• **Your instructions**
Retype the listing that follows, exactly as written.

• **Items**
::::::::

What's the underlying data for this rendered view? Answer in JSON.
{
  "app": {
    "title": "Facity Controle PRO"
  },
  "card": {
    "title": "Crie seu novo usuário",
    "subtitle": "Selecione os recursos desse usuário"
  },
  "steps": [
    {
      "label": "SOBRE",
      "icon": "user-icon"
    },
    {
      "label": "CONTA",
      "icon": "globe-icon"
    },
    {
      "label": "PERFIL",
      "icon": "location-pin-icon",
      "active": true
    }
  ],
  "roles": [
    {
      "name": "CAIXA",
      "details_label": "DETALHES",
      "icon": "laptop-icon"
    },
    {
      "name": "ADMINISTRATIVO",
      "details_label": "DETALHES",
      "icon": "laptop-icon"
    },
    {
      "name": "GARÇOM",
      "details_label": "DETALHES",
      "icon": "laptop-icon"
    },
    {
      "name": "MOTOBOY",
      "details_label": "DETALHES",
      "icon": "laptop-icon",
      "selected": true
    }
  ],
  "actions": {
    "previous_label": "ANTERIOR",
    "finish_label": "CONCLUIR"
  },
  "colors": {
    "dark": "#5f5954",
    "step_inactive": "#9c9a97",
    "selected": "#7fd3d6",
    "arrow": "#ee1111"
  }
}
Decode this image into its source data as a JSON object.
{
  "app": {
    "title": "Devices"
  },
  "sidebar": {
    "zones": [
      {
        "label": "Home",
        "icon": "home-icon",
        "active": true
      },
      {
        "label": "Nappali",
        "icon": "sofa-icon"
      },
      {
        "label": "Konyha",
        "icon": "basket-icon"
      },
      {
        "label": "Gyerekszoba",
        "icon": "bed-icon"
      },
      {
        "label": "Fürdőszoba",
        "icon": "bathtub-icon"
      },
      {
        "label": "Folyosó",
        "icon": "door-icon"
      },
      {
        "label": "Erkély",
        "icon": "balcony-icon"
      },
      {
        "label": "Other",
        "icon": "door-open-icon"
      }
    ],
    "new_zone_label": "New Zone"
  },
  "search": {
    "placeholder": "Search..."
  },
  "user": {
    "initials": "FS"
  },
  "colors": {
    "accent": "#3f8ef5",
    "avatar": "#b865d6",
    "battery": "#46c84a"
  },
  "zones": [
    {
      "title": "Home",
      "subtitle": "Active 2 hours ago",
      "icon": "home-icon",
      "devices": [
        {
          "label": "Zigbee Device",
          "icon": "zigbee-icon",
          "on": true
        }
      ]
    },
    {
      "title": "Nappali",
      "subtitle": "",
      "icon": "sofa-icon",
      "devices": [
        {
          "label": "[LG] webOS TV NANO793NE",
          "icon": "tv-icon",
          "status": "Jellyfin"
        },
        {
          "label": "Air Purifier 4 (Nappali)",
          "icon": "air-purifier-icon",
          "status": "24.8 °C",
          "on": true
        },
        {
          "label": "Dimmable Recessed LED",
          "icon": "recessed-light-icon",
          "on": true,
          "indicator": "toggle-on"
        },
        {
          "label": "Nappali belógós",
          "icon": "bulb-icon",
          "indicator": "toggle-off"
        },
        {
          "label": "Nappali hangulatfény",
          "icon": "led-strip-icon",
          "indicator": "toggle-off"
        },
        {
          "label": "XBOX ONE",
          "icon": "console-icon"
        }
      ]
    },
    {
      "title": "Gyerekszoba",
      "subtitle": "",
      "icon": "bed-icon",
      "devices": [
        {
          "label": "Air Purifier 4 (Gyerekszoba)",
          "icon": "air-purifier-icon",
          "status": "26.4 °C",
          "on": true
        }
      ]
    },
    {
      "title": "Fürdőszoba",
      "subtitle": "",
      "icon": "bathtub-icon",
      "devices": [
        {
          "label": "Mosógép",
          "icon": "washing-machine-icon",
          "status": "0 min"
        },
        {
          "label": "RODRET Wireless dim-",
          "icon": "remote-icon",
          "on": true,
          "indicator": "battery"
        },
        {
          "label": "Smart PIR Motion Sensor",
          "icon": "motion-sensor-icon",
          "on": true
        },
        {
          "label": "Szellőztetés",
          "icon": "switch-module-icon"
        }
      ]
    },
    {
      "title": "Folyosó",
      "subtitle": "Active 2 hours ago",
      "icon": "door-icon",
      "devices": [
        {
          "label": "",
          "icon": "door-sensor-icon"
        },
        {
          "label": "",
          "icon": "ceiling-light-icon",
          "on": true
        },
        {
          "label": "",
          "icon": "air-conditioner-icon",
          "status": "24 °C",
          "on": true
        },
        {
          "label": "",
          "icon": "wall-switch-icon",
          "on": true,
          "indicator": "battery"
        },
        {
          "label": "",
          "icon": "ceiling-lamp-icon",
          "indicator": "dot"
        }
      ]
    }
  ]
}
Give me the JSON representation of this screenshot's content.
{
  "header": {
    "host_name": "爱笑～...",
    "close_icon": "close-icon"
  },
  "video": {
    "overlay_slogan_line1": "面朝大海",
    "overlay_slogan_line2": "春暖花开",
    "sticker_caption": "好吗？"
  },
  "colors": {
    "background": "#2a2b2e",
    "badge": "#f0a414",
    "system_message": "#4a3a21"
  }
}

::::::::

• **Reply to the exercise**
What's the underlying data for this rendered view? Answer in JSON.
{
  "app": {
    "title": "Facity Controle PRO"
  },
  "card": {
    "title": "Crie seu novo usuário",
    "subtitle": "Selecione os recursos desse usuário"
  },
  "steps": [
    {
      "label": "SOBRE",
      "icon": "user-icon"
    },
    {
      "label": "CONTA",
      "icon": "globe-icon"
    },
    {
      "label": "PERFIL",
      "icon": "location-pin-icon",
      "active": true
    }
  ],
  "roles": [
    {
      "name": "CAIXA",
      "details_label": "DETALHES",
      "icon": "laptop-icon"
    },
    {
      "name": "ADMINISTRATIVO",
      "details_label": "DETALHES",
      "icon": "laptop-icon"
    },
    {
      "name": "GARÇOM",
      "details_label": "DETALHES",
      "icon": "laptop-icon"
    },
    {
      "name": "MOTOBOY",
      "details_label": "DETALHES",
      "icon": "laptop-icon",
      "selected": true
    }
  ],
  "actions": {
    "previous_label": "ANTERIOR",
    "finish_label": "CONCLUIR"
  },
  "colors": {
    "dark": "#5f5954",
    "step_inactive": "#9c9a97",
    "selected": "#7fd3d6",
    "arrow": "#ee1111"
  }
}
Decode this image into its source data as a JSON object.
{
  "app": {
    "title": "Devices"
  },
  "sidebar": {
    "zones": [
      {
        "label": "Home",
        "icon": "home-icon",
        "active": true
      },
      {
        "label": "Nappali",
        "icon": "sofa-icon"
      },
      {
        "label": "Konyha",
        "icon": "basket-icon"
      },
      {
        "label": "Gyerekszoba",
        "icon": "bed-icon"
      },
      {
        "label": "Fürdőszoba",
        "icon": "bathtub-icon"
      },
      {
        "label": "Folyosó",
        "icon": "door-icon"
      },
      {
        "label": "Erkély",
        "icon": "balcony-icon"
      },
      {
        "label": "Other",
        "icon": "door-open-icon"
      }
    ],
    "new_zone_label": "New Zone"
  },
  "search": {
    "placeholder": "Search..."
  },
  "user": {
    "initials": "FS"
  },
  "colors": {
    "accent": "#3f8ef5",
    "avatar": "#b865d6",
    "battery": "#46c84a"
  },
  "zones": [
    {
      "title": "Home",
      "subtitle": "Active 2 hours ago",
      "icon": "home-icon",
      "devices": [
        {
          "label": "Zigbee Device",
          "icon": "zigbee-icon",
          "on": true
        }
      ]
    },
    {
      "title": "Nappali",
      "subtitle": "",
      "icon": "sofa-icon",
      "devices": [
        {
          "label": "[LG] webOS TV NANO793NE",
          "icon": "tv-icon",
          "status": "Jellyfin"
        },
        {
          "label": "Air Purifier 4 (Nappali)",
          "icon": "air-purifier-icon",
          "status": "24.8 °C",
          "on": true
        },
        {
          "label": "Dimmable Recessed LED",
          "icon": "recessed-light-icon",
          "on": true,
          "indicator": "toggle-on"
        },
        {
          "label": "Nappali belógós",
          "icon": "bulb-icon",
          "indicator": "toggle-off"
        },
        {
          "label": "Nappali hangulatfény",
          "icon": "led-strip-icon",
          "indicator": "toggle-off"
        },
        {
          "label": "XBOX ONE",
          "icon": "console-icon"
        }
      ]
    },
    {
      "title": "Gyerekszoba",
      "subtitle": "",
      "icon": "bed-icon",
      "devices": [
        {
          "label": "Air Purifier 4 (Gyerekszoba)",
          "icon": "air-purifier-icon",
          "status": "26.4 °C",
          "on": true
        }
      ]
    },
    {
      "title": "Fürdőszoba",
      "subtitle": "",
      "icon": "bathtub-icon",
      "devices": [
        {
          "label": "Mosógép",
          "icon": "washing-machine-icon",
          "status": "0 min"
        },
        {
          "label": "RODRET Wireless dim-",
          "icon": "remote-icon",
          "on": true,
          "indicator": "battery"
        },
        {
          "label": "Smart PIR Motion Sensor",
          "icon": "motion-sensor-icon",
          "on": true
        },
        {
          "label": "Szellőztetés",
          "icon": "switch-module-icon"
        }
      ]
    },
    {
      "title": "Folyosó",
      "subtitle": "Active 2 hours ago",
      "icon": "door-icon",
      "devices": [
        {
          "label": "",
          "icon": "door-sensor-icon"
        },
        {
          "label": "",
          "icon": "ceiling-light-icon",
          "on": true
        },
        {
          "label": "",
          "icon": "air-conditioner-icon",
          "status": "24 °C",
          "on": true
        },
        {
          "label": "",
          "icon": "wall-switch-icon",
          "on": true,
          "indicator": "battery"
        },
        {
          "label": "",
          "icon": "ceiling-lamp-icon",
          "indicator": "dot"
        }
      ]
    }
  ]
}
Give me the JSON representation of this screenshot's content.
{
  "header": {
    "host_name": "爱笑～...",
    "close_icon": "close-icon"
  },
  "video": {
    "overlay_slogan_line1": "面朝大海",
    "overlay_slogan_line2": "春暖花开",
    "sticker_caption": "好吗？"
  },
  "colors": {
    "background": "#2a2b2e",
    "badge": "#f0a414",
    "system_message": "#4a3a21"
  }
}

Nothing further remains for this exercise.